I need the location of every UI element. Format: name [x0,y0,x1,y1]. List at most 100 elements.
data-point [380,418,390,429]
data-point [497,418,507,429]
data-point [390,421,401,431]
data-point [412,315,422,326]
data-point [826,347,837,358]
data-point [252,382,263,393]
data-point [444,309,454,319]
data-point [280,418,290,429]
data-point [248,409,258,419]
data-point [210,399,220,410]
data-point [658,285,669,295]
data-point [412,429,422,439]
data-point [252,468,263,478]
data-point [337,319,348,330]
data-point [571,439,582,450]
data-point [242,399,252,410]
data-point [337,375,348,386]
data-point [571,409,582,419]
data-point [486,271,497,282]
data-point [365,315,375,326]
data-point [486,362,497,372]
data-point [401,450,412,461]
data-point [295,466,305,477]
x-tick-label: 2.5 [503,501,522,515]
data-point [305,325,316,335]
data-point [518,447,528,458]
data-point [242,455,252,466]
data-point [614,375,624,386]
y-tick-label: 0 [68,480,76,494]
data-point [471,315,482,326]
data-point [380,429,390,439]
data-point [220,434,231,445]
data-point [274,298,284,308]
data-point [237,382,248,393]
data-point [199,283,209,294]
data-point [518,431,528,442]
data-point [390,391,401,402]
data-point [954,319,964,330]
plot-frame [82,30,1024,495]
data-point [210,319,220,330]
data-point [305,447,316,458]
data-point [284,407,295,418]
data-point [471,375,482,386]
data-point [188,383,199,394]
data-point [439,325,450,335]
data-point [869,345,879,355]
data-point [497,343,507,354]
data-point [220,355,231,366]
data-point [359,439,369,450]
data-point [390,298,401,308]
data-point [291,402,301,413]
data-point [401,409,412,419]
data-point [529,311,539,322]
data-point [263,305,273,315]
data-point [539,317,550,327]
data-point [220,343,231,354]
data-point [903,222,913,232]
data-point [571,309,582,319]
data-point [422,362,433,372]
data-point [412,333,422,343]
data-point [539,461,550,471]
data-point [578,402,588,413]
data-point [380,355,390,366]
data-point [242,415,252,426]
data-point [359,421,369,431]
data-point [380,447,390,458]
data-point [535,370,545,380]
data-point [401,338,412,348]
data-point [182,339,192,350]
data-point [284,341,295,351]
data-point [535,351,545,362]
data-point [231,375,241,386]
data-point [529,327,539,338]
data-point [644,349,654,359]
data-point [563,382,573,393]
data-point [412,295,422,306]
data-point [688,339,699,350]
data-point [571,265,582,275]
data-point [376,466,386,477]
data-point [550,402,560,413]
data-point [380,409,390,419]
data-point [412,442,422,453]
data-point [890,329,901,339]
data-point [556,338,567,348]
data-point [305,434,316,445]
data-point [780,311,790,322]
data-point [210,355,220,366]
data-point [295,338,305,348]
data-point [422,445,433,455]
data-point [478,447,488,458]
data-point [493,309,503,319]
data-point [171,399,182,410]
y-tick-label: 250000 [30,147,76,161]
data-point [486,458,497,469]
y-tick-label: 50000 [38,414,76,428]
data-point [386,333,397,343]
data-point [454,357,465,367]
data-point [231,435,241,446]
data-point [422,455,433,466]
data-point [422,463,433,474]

:::

■ **Given problem**
Please turn every line of the material above into a JSON list of strings, with one string per line and blank lines left out.

■ **Result for this exercise**
[
  "I need the location of every UI element. Format: name [x0,y0,x1,y1]. List at most 100 elements.",
  "data-point [380,418,390,429]",
  "data-point [497,418,507,429]",
  "data-point [390,421,401,431]",
  "data-point [412,315,422,326]",
  "data-point [826,347,837,358]",
  "data-point [252,382,263,393]",
  "data-point [444,309,454,319]",
  "data-point [280,418,290,429]",
  "data-point [248,409,258,419]",
  "data-point [210,399,220,410]",
  "data-point [658,285,669,295]",
  "data-point [412,429,422,439]",
  "data-point [252,468,263,478]",
  "data-point [337,319,348,330]",
  "data-point [571,439,582,450]",
  "data-point [242,399,252,410]",
  "data-point [337,375,348,386]",
  "data-point [571,409,582,419]",
  "data-point [486,271,497,282]",
  "data-point [365,315,375,326]",
  "data-point [486,362,497,372]",
  "data-point [401,450,412,461]",
  "data-point [295,466,305,477]",
  "x-tick-label: 2.5 [503,501,522,515]",
  "data-point [305,325,316,335]",
  "data-point [518,447,528,458]",
  "data-point [242,455,252,466]",
  "data-point [614,375,624,386]",
  "y-tick-label: 0 [68,480,76,494]",
  "data-point [471,315,482,326]",
  "data-point [380,429,390,439]",
  "data-point [220,434,231,445]",
  "data-point [274,298,284,308]",
  "data-point [237,382,248,393]",
  "data-point [199,283,209,294]",
  "data-point [518,431,528,442]",
  "data-point [390,391,401,402]",
  "data-point [954,319,964,330]",
  "plot-frame [82,30,1024,495]",
  "data-point [210,319,220,330]",
  "data-point [305,447,316,458]",
  "data-point [284,407,295,418]",
  "data-point [471,375,482,386]",
  "data-point [188,383,199,394]",
  "data-point [439,325,450,335]",
  "data-point [869,345,879,355]",
  "data-point [497,343,507,354]",
  "data-point [220,355,231,366]",
  "data-point [359,439,369,450]",
  "data-point [390,298,401,308]",
  "data-point [291,402,301,413]",
  "data-point [401,409,412,419]",
  "data-point [529,311,539,322]",
  "data-point [263,305,273,315]",
  "data-point [539,317,550,327]",
  "data-point [220,343,231,354]",
  "data-point [903,222,913,232]",
  "data-point [571,309,582,319]",
  "data-point [422,362,433,372]",
  "data-point [412,333,422,343]",
  "data-point [539,461,550,471]",
  "data-point [578,402,588,413]",
  "data-point [380,355,390,366]",
  "data-point [242,415,252,426]",
  "data-point [359,421,369,431]",
  "data-point [380,447,390,458]",
  "data-point [535,370,545,380]",
  "data-point [401,338,412,348]",
  "data-point [182,339,192,350]",
  "data-point [284,341,295,351]",
  "data-point [535,351,545,362]",
  "data-point [231,375,241,386]",
  "data-point [529,327,539,338]",
  "data-point [644,349,654,359]",
  "data-point [563,382,573,393]",
  "data-point [412,295,422,306]",
  "data-point [688,339,699,350]",
  "data-point [571,265,582,275]",
  "data-point [376,466,386,477]",
  "data-point [550,402,560,413]",
  "data-point [380,409,390,419]",
  "data-point [412,442,422,453]",
  "data-point [890,329,901,339]",
  "data-point [556,338,567,348]",
  "data-point [305,434,316,445]",
  "data-point [780,311,790,322]",
  "data-point [210,355,220,366]",
  "data-point [295,338,305,348]",
  "data-point [422,445,433,455]",
  "data-point [478,447,488,458]",
  "data-point [493,309,503,319]",
  "data-point [171,399,182,410]",
  "y-tick-label: 250000 [30,147,76,161]",
  "data-point [486,458,497,469]",
  "y-tick-label: 50000 [38,414,76,428]",
  "data-point [386,333,397,343]",
  "data-point [454,357,465,367]",
  "data-point [231,435,241,446]",
  "data-point [422,455,433,466]",
  "data-point [422,463,433,474]"
]